Records from a collection of figures:
** Start **

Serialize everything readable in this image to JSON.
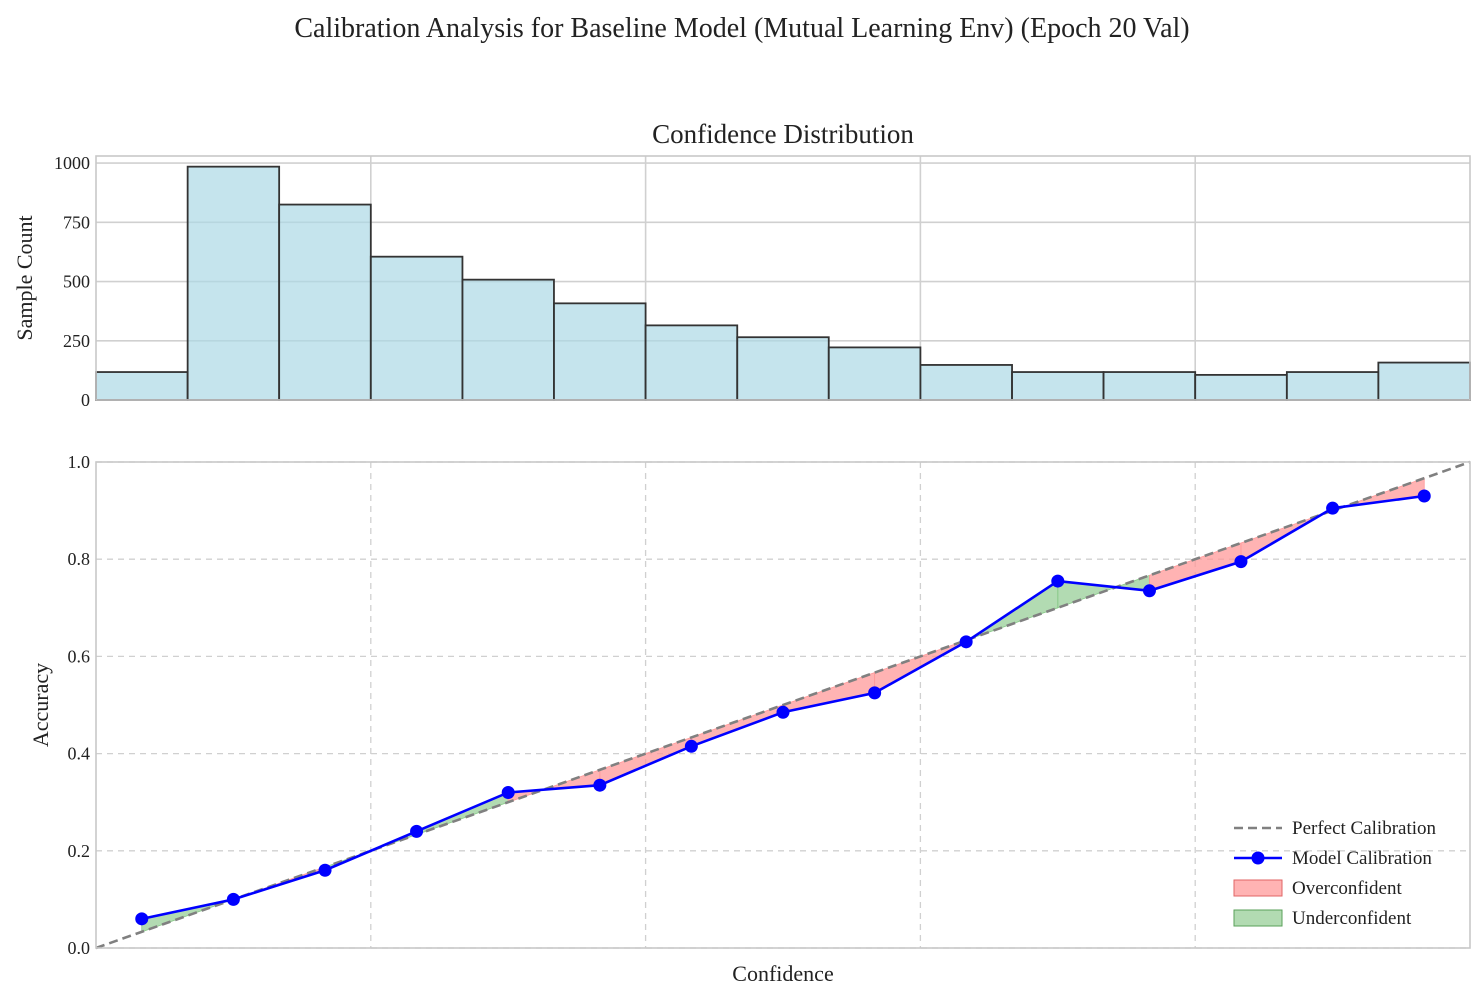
{
  "figure": {
    "suptitle": "Calibration Analysis for Baseline Model (Mutual Learning Env) (Epoch 20 Val)"
  },
  "colors": {
    "histogram_fill": "#add8e6",
    "histogram_edge": "#333333",
    "model_line": "#0000ff",
    "perfect_line": "#808080",
    "overconfident": "#ff9999",
    "underconfident": "#88c888",
    "grid": "#d0d0d0",
    "axes_edge": "#c8c8c8"
  },
  "chart_data": [
    {
      "type": "bar",
      "title": "Confidence Distribution",
      "xlabel": "",
      "ylabel": "Sample Count",
      "xlim": [
        0,
        1
      ],
      "ylim": [
        0,
        1030
      ],
      "yticks": [
        "0",
        "250",
        "500",
        "750",
        "1000"
      ],
      "grid": true,
      "bin_edges": [
        0.0,
        0.0667,
        0.1333,
        0.2,
        0.2667,
        0.3333,
        0.4,
        0.4667,
        0.5333,
        0.6,
        0.6667,
        0.7333,
        0.8,
        0.8667,
        0.9333,
        1.0
      ],
      "values": [
        118,
        985,
        825,
        605,
        508,
        408,
        315,
        265,
        222,
        148,
        118,
        118,
        106,
        118,
        158
      ]
    },
    {
      "type": "line",
      "title": "",
      "xlabel": "Confidence",
      "ylabel": "Accuracy",
      "xlim": [
        0,
        1
      ],
      "ylim": [
        0,
        1
      ],
      "yticks": [
        "0.0",
        "0.2",
        "0.4",
        "0.6",
        "0.8",
        "1.0"
      ],
      "grid": true,
      "legend_position": "lower-right",
      "series": [
        {
          "name": "Perfect Calibration",
          "style": "dashed",
          "x": [
            0,
            1
          ],
          "y": [
            0,
            1
          ]
        },
        {
          "name": "Model Calibration",
          "style": "solid-markers",
          "x": [
            0.0333,
            0.1,
            0.1667,
            0.2333,
            0.3,
            0.3667,
            0.4333,
            0.5,
            0.5667,
            0.6333,
            0.7,
            0.7667,
            0.8333,
            0.9,
            0.9667
          ],
          "y": [
            0.06,
            0.1,
            0.16,
            0.24,
            0.32,
            0.335,
            0.415,
            0.485,
            0.525,
            0.63,
            0.755,
            0.735,
            0.795,
            0.905,
            0.93
          ]
        }
      ],
      "fill_legend": [
        {
          "name": "Overconfident",
          "color_key": "overconfident"
        },
        {
          "name": "Underconfident",
          "color_key": "underconfident"
        }
      ]
    }
  ]
}
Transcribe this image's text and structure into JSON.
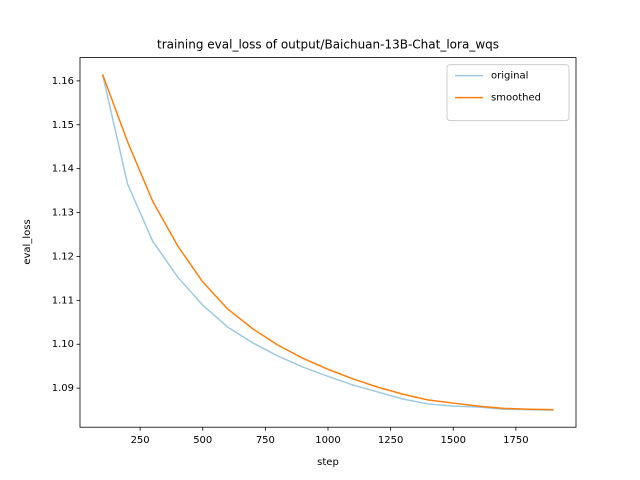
{
  "chart_data": {
    "type": "line",
    "title": "training eval_loss of output/Baichuan-13B-Chat_lora_wqs",
    "xlabel": "step",
    "ylabel": "eval_loss",
    "x": [
      100,
      200,
      300,
      400,
      500,
      600,
      700,
      800,
      900,
      1000,
      1100,
      1200,
      1300,
      1400,
      1500,
      1600,
      1700,
      1800,
      1900
    ],
    "series": [
      {
        "name": "original",
        "color": "#9ecae1",
        "values": [
          1.1615,
          1.1365,
          1.1235,
          1.1153,
          1.1089,
          1.1039,
          1.1003,
          1.0973,
          1.0948,
          1.0927,
          1.0907,
          1.0891,
          1.0875,
          1.0864,
          1.0859,
          1.0857,
          1.0852,
          1.0851,
          1.085
        ]
      },
      {
        "name": "smoothed",
        "color": "#ff7f0e",
        "values": [
          1.1615,
          1.1461,
          1.1326,
          1.1224,
          1.1142,
          1.108,
          1.1035,
          1.0998,
          1.0968,
          1.0943,
          1.0921,
          1.0902,
          1.0886,
          1.0873,
          1.0866,
          1.0859,
          1.0854,
          1.0852,
          1.0851
        ]
      }
    ],
    "xlim": [
      10,
      1990
    ],
    "xticks": [
      250,
      500,
      750,
      1000,
      1250,
      1500,
      1750
    ],
    "ylim": [
      1.0811,
      1.1653
    ],
    "yticks": [
      {
        "value": 1.09,
        "label": "1.09"
      },
      {
        "value": 1.1,
        "label": "1.10"
      },
      1.11,
      1.12,
      1.13,
      1.14,
      1.15,
      1.16
    ],
    "legend": "upper right"
  }
}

** End **

◆ Given task ◆
Can you repeat every record above exactly, apart from the pictures?

◆ Final result ◆
Serialize everything readable in this image to JSON.
{
  "figure": {
    "suptitle": "Calibration Analysis for Baseline Model (Mutual Learning Env) (Epoch 20 Val)"
  },
  "colors": {
    "histogram_fill": "#add8e6",
    "histogram_edge": "#333333",
    "model_line": "#0000ff",
    "perfect_line": "#808080",
    "overconfident": "#ff9999",
    "underconfident": "#88c888",
    "grid": "#d0d0d0",
    "axes_edge": "#c8c8c8"
  },
  "chart_data": [
    {
      "type": "bar",
      "title": "Confidence Distribution",
      "xlabel": "",
      "ylabel": "Sample Count",
      "xlim": [
        0,
        1
      ],
      "ylim": [
        0,
        1030
      ],
      "yticks": [
        "0",
        "250",
        "500",
        "750",
        "1000"
      ],
      "grid": true,
      "bin_edges": [
        0.0,
        0.0667,
        0.1333,
        0.2,
        0.2667,
        0.3333,
        0.4,
        0.4667,
        0.5333,
        0.6,
        0.6667,
        0.7333,
        0.8,
        0.8667,
        0.9333,
        1.0
      ],
      "values": [
        118,
        985,
        825,
        605,
        508,
        408,
        315,
        265,
        222,
        148,
        118,
        118,
        106,
        118,
        158
      ]
    },
    {
      "type": "line",
      "title": "",
      "xlabel": "Confidence",
      "ylabel": "Accuracy",
      "xlim": [
        0,
        1
      ],
      "ylim": [
        0,
        1
      ],
      "yticks": [
        "0.0",
        "0.2",
        "0.4",
        "0.6",
        "0.8",
        "1.0"
      ],
      "grid": true,
      "legend_position": "lower-right",
      "series": [
        {
          "name": "Perfect Calibration",
          "style": "dashed",
          "x": [
            0,
            1
          ],
          "y": [
            0,
            1
          ]
        },
        {
          "name": "Model Calibration",
          "style": "solid-markers",
          "x": [
            0.0333,
            0.1,
            0.1667,
            0.2333,
            0.3,
            0.3667,
            0.4333,
            0.5,
            0.5667,
            0.6333,
            0.7,
            0.7667,
            0.8333,
            0.9,
            0.9667
          ],
          "y": [
            0.06,
            0.1,
            0.16,
            0.24,
            0.32,
            0.335,
            0.415,
            0.485,
            0.525,
            0.63,
            0.755,
            0.735,
            0.795,
            0.905,
            0.93
          ]
        }
      ],
      "fill_legend": [
        {
          "name": "Overconfident",
          "color_key": "overconfident"
        },
        {
          "name": "Underconfident",
          "color_key": "underconfident"
        }
      ]
    }
  ]
}
Transcribe this image's text and structure into JSON.
{
  "chart_data": {
    "type": "line",
    "title": "training eval_loss of output/Baichuan-13B-Chat_lora_wqs",
    "xlabel": "step",
    "ylabel": "eval_loss",
    "x": [
      100,
      200,
      300,
      400,
      500,
      600,
      700,
      800,
      900,
      1000,
      1100,
      1200,
      1300,
      1400,
      1500,
      1600,
      1700,
      1800,
      1900
    ],
    "series": [
      {
        "name": "original",
        "color": "#9ecae1",
        "values": [
          1.1615,
          1.1365,
          1.1235,
          1.1153,
          1.1089,
          1.1039,
          1.1003,
          1.0973,
          1.0948,
          1.0927,
          1.0907,
          1.0891,
          1.0875,
          1.0864,
          1.0859,
          1.0857,
          1.0852,
          1.0851,
          1.085
        ]
      },
      {
        "name": "smoothed",
        "color": "#ff7f0e",
        "values": [
          1.1615,
          1.1461,
          1.1326,
          1.1224,
          1.1142,
          1.108,
          1.1035,
          1.0998,
          1.0968,
          1.0943,
          1.0921,
          1.0902,
          1.0886,
          1.0873,
          1.0866,
          1.0859,
          1.0854,
          1.0852,
          1.0851
        ]
      }
    ],
    "xlim": [
      10,
      1990
    ],
    "xticks": [
      250,
      500,
      750,
      1000,
      1250,
      1500,
      1750
    ],
    "ylim": [
      1.0811,
      1.1653
    ],
    "yticks": [
      {
        "value": 1.09,
        "label": "1.09"
      },
      {
        "value": 1.1,
        "label": "1.10"
      },
      1.11,
      1.12,
      1.13,
      1.14,
      1.15,
      1.16
    ],
    "legend": "upper right"
  }
}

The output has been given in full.